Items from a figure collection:
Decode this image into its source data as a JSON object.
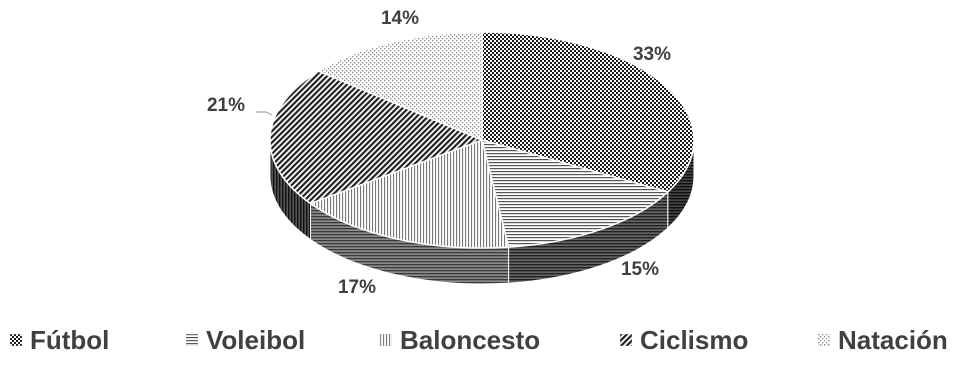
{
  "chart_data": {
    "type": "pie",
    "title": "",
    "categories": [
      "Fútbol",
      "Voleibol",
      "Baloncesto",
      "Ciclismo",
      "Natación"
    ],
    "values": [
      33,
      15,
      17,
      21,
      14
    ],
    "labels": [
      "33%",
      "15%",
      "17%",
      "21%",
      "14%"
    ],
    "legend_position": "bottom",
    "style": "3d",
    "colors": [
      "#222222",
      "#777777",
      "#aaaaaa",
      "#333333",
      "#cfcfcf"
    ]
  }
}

### Work to complete:
Please transcribe the material above exactly as written. Leave the pictures out.

### Solution for this exercise:
Decode this image into its source data as a JSON object.
{
  "chart_data": {
    "type": "pie",
    "title": "",
    "categories": [
      "Fútbol",
      "Voleibol",
      "Baloncesto",
      "Ciclismo",
      "Natación"
    ],
    "values": [
      33,
      15,
      17,
      21,
      14
    ],
    "labels": [
      "33%",
      "15%",
      "17%",
      "21%",
      "14%"
    ],
    "legend_position": "bottom",
    "style": "3d",
    "colors": [
      "#222222",
      "#777777",
      "#aaaaaa",
      "#333333",
      "#cfcfcf"
    ]
  }
}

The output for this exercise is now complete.